**Instruction:** From the entries that follow, gather each line holding the word "nianling".

(Stored data)
-----
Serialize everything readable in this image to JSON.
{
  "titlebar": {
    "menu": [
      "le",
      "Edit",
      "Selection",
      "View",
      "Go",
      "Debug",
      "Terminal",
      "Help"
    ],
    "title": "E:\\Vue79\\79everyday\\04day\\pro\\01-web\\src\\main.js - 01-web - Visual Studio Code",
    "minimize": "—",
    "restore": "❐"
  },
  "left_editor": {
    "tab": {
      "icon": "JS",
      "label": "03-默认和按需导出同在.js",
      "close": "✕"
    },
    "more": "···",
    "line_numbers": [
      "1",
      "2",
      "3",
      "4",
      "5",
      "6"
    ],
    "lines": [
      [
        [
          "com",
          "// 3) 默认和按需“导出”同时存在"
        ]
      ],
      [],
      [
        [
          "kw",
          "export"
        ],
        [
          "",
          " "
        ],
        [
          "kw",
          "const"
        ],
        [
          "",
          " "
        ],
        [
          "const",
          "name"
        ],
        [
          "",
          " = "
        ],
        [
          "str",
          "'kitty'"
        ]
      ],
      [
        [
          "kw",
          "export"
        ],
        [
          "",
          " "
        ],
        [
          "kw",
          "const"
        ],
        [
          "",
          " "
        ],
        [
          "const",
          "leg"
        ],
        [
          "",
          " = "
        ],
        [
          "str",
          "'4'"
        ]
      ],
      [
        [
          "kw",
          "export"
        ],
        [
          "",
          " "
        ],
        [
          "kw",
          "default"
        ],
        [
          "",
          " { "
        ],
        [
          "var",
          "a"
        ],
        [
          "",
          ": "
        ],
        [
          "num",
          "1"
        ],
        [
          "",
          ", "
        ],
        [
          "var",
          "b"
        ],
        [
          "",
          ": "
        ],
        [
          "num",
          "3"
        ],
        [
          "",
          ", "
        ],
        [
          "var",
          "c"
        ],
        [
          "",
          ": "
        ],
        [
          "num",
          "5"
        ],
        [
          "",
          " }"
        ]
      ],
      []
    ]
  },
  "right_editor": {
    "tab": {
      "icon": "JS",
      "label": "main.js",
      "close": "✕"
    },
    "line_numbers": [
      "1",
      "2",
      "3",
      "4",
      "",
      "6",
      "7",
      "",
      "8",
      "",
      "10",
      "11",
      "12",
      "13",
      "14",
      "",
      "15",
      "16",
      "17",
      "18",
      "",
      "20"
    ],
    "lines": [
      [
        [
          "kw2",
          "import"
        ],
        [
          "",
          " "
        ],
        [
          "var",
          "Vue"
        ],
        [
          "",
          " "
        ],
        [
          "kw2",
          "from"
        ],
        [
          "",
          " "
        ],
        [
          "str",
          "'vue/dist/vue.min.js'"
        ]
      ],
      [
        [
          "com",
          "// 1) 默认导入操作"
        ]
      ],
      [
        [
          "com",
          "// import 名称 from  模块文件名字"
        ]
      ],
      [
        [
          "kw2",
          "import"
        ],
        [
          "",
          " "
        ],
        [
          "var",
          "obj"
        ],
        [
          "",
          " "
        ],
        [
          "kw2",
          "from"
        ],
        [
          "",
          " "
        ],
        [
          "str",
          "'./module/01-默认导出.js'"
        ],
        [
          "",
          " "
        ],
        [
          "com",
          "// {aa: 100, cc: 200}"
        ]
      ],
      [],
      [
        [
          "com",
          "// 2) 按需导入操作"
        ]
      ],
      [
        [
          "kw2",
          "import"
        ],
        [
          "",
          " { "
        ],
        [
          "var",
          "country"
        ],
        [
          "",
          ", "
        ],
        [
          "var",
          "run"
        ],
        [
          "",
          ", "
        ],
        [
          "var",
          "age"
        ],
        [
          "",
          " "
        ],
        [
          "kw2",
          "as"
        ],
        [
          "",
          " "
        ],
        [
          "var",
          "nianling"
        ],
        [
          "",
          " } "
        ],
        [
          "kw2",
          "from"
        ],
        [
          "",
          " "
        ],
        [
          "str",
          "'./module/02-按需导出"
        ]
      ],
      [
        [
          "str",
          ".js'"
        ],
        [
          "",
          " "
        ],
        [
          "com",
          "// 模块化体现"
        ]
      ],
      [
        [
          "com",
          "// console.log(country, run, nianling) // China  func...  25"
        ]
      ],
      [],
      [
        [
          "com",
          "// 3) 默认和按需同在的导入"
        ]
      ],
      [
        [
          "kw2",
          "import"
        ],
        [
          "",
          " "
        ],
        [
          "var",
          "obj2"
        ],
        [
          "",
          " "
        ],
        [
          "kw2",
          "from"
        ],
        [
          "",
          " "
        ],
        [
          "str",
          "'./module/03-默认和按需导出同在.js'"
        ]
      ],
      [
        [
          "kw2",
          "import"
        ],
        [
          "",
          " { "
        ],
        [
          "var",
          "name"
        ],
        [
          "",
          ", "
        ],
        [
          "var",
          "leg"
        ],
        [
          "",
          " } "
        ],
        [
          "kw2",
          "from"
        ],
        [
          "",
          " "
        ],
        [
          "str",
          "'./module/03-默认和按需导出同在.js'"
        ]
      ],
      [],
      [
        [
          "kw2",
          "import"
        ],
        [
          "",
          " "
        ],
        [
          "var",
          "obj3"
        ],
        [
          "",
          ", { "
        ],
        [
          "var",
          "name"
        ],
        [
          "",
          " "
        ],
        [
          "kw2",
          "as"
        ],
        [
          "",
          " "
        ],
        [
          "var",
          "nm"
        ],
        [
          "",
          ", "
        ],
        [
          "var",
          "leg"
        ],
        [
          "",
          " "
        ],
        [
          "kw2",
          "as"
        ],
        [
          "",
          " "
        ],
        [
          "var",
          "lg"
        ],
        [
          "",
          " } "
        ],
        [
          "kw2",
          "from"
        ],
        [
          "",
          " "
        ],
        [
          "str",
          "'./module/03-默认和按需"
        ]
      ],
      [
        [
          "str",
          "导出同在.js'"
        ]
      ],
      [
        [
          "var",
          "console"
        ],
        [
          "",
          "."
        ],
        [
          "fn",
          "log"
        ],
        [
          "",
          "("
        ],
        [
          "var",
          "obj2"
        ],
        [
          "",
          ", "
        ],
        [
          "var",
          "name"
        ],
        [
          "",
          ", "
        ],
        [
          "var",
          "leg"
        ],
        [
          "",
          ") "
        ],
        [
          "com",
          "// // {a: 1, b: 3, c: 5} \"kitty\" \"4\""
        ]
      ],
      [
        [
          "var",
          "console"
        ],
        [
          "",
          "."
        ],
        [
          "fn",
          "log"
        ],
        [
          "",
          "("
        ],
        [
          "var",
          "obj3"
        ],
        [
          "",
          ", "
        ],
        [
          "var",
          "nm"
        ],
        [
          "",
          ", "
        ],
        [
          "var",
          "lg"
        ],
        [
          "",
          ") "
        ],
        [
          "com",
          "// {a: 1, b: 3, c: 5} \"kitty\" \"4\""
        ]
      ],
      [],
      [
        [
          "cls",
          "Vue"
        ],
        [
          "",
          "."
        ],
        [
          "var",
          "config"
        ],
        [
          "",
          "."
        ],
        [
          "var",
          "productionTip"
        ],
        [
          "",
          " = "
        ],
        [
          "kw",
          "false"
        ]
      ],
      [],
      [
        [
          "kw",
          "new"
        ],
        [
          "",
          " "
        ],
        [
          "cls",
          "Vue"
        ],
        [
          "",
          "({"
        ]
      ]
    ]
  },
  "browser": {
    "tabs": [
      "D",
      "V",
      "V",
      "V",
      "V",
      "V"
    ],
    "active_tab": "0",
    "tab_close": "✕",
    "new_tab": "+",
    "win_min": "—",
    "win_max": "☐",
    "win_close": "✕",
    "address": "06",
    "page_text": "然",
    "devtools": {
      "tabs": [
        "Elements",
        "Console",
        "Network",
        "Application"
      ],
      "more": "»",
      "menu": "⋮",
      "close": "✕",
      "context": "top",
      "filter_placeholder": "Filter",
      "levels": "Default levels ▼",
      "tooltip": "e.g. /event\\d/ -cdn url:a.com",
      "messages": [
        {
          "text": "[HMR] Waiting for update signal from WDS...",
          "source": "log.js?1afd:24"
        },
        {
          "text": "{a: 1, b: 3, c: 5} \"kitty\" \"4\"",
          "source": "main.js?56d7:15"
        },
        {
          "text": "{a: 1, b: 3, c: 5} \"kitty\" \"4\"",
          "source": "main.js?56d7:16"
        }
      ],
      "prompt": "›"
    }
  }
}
-----
**Full output:**
          "nianling"
          "// console.log(country, run, nianling) // China  func...  25"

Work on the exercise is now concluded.